▸ PROBLEM TO SOLVE
Scan the following material for the string "associated" and copy each line in which it appears.

▸ ROWS
┌──

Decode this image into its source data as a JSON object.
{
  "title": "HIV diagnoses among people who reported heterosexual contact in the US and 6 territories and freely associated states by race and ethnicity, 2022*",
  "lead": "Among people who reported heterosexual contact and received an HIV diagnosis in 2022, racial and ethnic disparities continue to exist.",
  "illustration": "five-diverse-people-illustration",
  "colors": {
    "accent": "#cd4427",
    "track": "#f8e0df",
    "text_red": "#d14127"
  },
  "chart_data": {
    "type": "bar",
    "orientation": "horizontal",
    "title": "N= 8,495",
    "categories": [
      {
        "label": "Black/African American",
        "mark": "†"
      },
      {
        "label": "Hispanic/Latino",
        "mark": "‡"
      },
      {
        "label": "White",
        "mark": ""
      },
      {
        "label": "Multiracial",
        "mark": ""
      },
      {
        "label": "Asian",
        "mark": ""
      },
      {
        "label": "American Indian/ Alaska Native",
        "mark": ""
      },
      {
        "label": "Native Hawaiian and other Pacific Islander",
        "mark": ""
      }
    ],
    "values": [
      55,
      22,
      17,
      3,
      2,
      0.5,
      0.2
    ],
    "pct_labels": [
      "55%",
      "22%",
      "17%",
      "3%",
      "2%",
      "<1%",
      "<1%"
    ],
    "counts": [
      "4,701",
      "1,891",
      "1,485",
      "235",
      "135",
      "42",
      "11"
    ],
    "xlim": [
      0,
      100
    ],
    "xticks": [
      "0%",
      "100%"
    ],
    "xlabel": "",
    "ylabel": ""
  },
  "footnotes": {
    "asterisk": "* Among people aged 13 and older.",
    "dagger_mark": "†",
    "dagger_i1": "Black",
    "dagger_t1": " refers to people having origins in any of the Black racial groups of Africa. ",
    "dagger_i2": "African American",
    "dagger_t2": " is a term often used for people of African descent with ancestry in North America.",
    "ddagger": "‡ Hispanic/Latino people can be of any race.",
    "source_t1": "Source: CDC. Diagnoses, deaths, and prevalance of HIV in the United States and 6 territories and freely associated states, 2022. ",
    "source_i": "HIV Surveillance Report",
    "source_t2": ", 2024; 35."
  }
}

└──

▸ SOLUTION
  "title": "HIV diagnoses among people who reported heterosexual contact in the US and 6 territories and freely associated states by race and ethnicity, 2022*",
    "source_t1": "Source: CDC. Diagnoses, deaths, and prevalance of HIV in the United States and 6 territories and freely associated states, 2022. ",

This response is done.